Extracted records
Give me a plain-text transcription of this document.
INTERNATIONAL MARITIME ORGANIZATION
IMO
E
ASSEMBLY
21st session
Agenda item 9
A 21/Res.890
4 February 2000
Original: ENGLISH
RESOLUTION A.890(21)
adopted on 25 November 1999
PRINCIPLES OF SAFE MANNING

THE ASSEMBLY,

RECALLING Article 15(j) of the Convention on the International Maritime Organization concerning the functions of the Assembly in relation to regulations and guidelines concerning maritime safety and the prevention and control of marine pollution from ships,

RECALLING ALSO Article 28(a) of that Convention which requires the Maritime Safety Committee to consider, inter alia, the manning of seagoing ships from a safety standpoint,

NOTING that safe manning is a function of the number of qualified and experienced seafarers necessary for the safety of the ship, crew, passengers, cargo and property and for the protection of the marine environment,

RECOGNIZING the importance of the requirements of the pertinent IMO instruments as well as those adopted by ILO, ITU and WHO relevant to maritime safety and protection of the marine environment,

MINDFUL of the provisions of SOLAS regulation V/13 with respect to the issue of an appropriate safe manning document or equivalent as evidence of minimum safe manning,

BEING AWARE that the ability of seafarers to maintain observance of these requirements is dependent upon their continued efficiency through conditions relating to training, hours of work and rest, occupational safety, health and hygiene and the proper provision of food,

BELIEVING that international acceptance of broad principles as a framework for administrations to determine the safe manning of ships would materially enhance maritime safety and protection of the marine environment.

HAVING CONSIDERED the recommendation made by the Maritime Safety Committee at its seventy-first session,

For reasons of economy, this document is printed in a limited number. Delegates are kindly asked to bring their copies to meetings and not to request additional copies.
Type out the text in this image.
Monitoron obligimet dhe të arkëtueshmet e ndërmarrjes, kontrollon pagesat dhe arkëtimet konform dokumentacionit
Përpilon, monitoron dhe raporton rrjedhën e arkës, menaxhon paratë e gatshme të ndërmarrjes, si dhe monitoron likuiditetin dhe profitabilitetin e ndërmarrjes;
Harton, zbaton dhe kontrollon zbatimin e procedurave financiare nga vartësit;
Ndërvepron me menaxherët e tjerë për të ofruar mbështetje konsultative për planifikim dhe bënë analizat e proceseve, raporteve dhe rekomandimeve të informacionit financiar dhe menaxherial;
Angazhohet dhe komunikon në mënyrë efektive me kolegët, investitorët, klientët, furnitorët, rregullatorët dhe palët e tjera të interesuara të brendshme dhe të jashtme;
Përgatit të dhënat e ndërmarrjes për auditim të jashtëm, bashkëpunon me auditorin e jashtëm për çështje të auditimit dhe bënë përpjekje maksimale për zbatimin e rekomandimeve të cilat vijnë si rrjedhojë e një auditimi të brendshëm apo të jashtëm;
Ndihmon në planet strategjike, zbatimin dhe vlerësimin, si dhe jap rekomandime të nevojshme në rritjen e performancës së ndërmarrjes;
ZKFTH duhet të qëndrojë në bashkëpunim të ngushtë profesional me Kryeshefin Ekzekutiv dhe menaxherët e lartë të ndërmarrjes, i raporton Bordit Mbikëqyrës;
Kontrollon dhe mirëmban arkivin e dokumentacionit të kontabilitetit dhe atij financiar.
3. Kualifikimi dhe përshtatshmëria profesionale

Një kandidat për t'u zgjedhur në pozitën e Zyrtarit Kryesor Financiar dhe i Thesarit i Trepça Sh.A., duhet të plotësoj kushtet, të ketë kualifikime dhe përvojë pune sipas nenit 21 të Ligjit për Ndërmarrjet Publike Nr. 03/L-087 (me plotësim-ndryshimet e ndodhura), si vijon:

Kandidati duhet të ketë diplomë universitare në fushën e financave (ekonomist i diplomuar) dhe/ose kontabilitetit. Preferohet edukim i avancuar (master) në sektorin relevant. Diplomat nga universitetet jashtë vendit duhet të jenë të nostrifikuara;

...

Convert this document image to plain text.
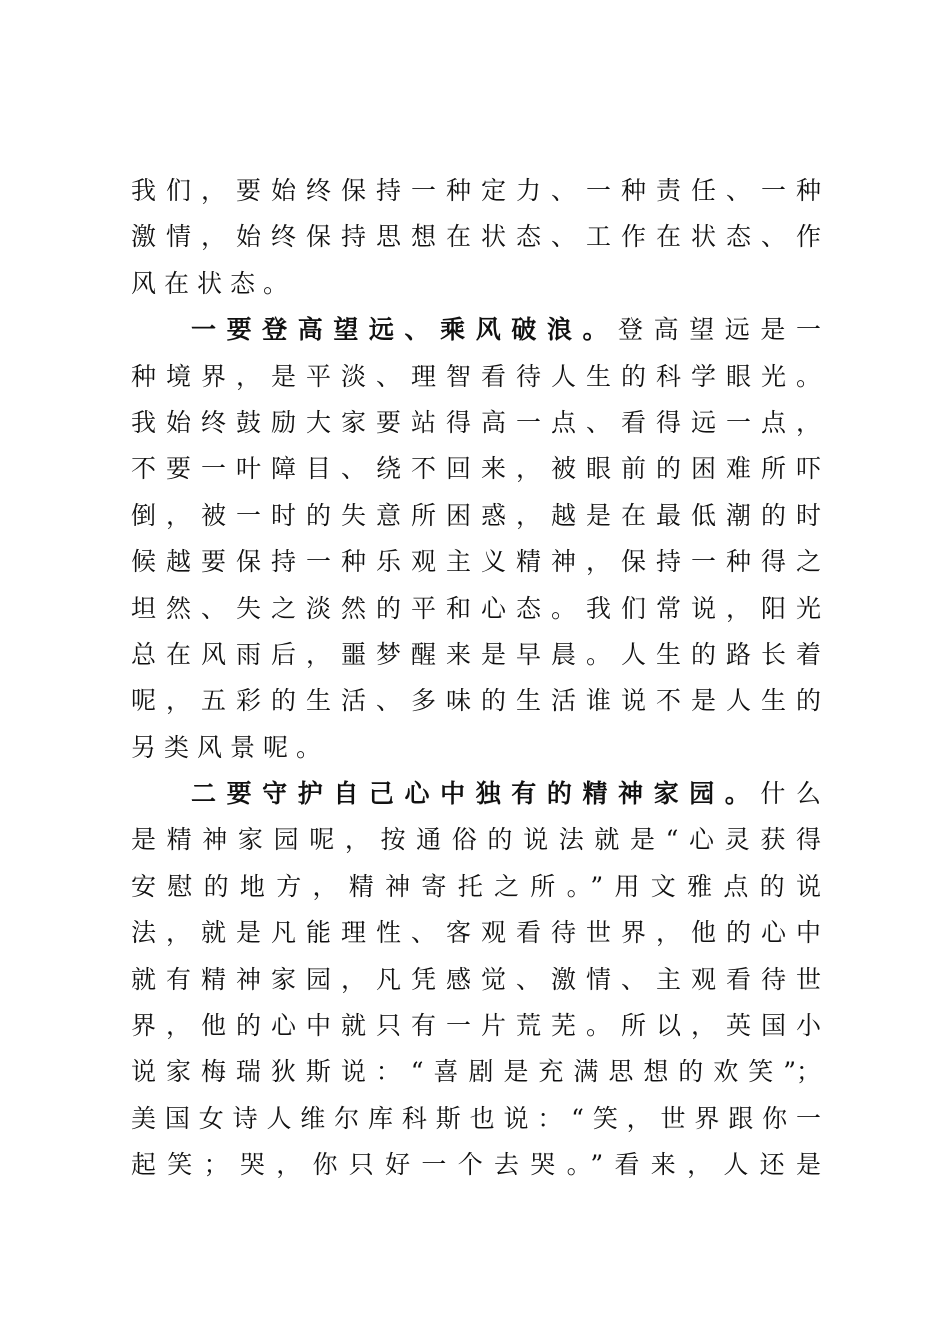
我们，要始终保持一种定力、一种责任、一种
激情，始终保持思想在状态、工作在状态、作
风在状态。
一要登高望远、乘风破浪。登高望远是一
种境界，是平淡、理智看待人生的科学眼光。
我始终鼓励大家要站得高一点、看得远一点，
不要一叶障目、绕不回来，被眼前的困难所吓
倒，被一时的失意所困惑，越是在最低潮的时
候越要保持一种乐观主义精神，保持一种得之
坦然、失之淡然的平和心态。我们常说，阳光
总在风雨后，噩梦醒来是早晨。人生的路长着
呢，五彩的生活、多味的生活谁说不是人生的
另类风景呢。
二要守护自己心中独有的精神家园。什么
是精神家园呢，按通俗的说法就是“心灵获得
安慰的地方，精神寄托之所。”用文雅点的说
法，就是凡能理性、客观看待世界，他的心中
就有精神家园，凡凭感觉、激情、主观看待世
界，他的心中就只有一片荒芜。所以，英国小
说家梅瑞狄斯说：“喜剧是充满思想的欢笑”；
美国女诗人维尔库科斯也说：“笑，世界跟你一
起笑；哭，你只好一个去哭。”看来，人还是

To be done -
Only the number is wanted: how many lines in the data include the string "plain"?

Written answer -
2